## BEGIN Input rows

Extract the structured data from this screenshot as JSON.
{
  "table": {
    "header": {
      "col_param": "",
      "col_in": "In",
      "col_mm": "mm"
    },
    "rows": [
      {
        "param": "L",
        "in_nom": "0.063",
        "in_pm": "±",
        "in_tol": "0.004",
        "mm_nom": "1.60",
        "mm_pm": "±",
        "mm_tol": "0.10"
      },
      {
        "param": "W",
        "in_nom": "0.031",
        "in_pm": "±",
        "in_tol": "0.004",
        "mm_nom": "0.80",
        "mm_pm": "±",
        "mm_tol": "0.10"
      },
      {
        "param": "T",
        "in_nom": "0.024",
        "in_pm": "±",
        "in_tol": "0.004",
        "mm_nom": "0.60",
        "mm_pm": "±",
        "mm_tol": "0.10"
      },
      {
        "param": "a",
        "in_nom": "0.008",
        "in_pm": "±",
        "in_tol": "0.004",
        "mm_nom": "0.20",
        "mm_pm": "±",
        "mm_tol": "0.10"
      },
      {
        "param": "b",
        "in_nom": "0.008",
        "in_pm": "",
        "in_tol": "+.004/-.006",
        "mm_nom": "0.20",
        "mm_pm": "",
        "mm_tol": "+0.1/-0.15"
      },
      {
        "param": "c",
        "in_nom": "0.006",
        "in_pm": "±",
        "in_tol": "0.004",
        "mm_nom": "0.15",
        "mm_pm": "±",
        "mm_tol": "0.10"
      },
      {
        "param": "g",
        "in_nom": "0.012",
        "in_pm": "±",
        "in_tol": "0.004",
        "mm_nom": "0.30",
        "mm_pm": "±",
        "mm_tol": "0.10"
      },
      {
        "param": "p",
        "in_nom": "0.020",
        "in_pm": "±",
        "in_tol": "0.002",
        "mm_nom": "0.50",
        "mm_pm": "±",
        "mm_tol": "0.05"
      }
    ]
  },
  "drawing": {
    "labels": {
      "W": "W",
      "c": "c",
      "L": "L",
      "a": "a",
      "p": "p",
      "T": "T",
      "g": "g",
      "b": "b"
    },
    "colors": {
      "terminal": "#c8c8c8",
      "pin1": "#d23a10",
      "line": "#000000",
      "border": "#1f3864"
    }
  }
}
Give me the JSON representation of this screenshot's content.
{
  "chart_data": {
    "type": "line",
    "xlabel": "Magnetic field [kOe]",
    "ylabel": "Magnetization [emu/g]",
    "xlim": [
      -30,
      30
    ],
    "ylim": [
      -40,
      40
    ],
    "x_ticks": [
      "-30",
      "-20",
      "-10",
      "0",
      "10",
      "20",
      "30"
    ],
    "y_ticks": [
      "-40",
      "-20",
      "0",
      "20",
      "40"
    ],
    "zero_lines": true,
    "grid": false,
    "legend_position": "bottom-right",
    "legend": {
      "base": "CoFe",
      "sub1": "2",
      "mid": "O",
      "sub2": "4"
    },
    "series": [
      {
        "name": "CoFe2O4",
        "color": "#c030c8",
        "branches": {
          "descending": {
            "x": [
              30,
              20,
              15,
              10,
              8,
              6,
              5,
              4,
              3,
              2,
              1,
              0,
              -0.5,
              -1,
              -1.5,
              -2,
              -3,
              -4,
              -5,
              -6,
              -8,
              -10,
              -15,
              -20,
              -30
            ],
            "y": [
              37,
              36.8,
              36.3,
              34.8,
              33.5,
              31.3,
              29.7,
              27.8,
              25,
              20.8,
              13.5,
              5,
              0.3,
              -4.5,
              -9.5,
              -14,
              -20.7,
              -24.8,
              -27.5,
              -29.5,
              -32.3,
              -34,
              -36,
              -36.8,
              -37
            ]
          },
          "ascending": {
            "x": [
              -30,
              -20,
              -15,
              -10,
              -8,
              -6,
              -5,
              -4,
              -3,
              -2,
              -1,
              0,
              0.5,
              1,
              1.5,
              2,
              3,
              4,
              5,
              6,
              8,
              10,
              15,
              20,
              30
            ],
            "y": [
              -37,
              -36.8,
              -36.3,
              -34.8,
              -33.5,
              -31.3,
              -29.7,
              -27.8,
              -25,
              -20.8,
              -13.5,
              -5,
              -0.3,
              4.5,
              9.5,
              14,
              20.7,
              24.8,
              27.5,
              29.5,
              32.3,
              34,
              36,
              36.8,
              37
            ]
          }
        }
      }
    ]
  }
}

## END Input rows

[Exercise goal]
Reproduce the entries above in full by retyping them exactly.

[Correct response]
Extract the structured data from this screenshot as JSON.
{
  "table": {
    "header": {
      "col_param": "",
      "col_in": "In",
      "col_mm": "mm"
    },
    "rows": [
      {
        "param": "L",
        "in_nom": "0.063",
        "in_pm": "±",
        "in_tol": "0.004",
        "mm_nom": "1.60",
        "mm_pm": "±",
        "mm_tol": "0.10"
      },
      {
        "param": "W",
        "in_nom": "0.031",
        "in_pm": "±",
        "in_tol": "0.004",
        "mm_nom": "0.80",
        "mm_pm": "±",
        "mm_tol": "0.10"
      },
      {
        "param": "T",
        "in_nom": "0.024",
        "in_pm": "±",
        "in_tol": "0.004",
        "mm_nom": "0.60",
        "mm_pm": "±",
        "mm_tol": "0.10"
      },
      {
        "param": "a",
        "in_nom": "0.008",
        "in_pm": "±",
        "in_tol": "0.004",
        "mm_nom": "0.20",
        "mm_pm": "±",
        "mm_tol": "0.10"
      },
      {
        "param": "b",
        "in_nom": "0.008",
        "in_pm": "",
        "in_tol": "+.004/-.006",
        "mm_nom": "0.20",
        "mm_pm": "",
        "mm_tol": "+0.1/-0.15"
      },
      {
        "param": "c",
        "in_nom": "0.006",
        "in_pm": "±",
        "in_tol": "0.004",
        "mm_nom": "0.15",
        "mm_pm": "±",
        "mm_tol": "0.10"
      },
      {
        "param": "g",
        "in_nom": "0.012",
        "in_pm": "±",
        "in_tol": "0.004",
        "mm_nom": "0.30",
        "mm_pm": "±",
        "mm_tol": "0.10"
      },
      {
        "param": "p",
        "in_nom": "0.020",
        "in_pm": "±",
        "in_tol": "0.002",
        "mm_nom": "0.50",
        "mm_pm": "±",
        "mm_tol": "0.05"
      }
    ]
  },
  "drawing": {
    "labels": {
      "W": "W",
      "c": "c",
      "L": "L",
      "a": "a",
      "p": "p",
      "T": "T",
      "g": "g",
      "b": "b"
    },
    "colors": {
      "terminal": "#c8c8c8",
      "pin1": "#d23a10",
      "line": "#000000",
      "border": "#1f3864"
    }
  }
}
Give me the JSON representation of this screenshot's content.
{
  "chart_data": {
    "type": "line",
    "xlabel": "Magnetic field [kOe]",
    "ylabel": "Magnetization [emu/g]",
    "xlim": [
      -30,
      30
    ],
    "ylim": [
      -40,
      40
    ],
    "x_ticks": [
      "-30",
      "-20",
      "-10",
      "0",
      "10",
      "20",
      "30"
    ],
    "y_ticks": [
      "-40",
      "-20",
      "0",
      "20",
      "40"
    ],
    "zero_lines": true,
    "grid": false,
    "legend_position": "bottom-right",
    "legend": {
      "base": "CoFe",
      "sub1": "2",
      "mid": "O",
      "sub2": "4"
    },
    "series": [
      {
        "name": "CoFe2O4",
        "color": "#c030c8",
        "branches": {
          "descending": {
            "x": [
              30,
              20,
              15,
              10,
              8,
              6,
              5,
              4,
              3,
              2,
              1,
              0,
              -0.5,
              -1,
              -1.5,
              -2,
              -3,
              -4,
              -5,
              -6,
              -8,
              -10,
              -15,
              -20,
              -30
            ],
            "y": [
              37,
              36.8,
              36.3,
              34.8,
              33.5,
              31.3,
              29.7,
              27.8,
              25,
              20.8,
              13.5,
              5,
              0.3,
              -4.5,
              -9.5,
              -14,
              -20.7,
              -24.8,
              -27.5,
              -29.5,
              -32.3,
              -34,
              -36,
              -36.8,
              -37
            ]
          },
          "ascending": {
            "x": [
              -30,
              -20,
              -15,
              -10,
              -8,
              -6,
              -5,
              -4,
              -3,
              -2,
              -1,
              0,
              0.5,
              1,
              1.5,
              2,
              3,
              4,
              5,
              6,
              8,
              10,
              15,
              20,
              30
            ],
            "y": [
              -37,
              -36.8,
              -36.3,
              -34.8,
              -33.5,
              -31.3,
              -29.7,
              -27.8,
              -25,
              -20.8,
              -13.5,
              -5,
              -0.3,
              4.5,
              9.5,
              14,
              20.7,
              24.8,
              27.5,
              29.5,
              32.3,
              34,
              36,
              36.8,
              37
            ]
          }
        }
      }
    ]
  }
}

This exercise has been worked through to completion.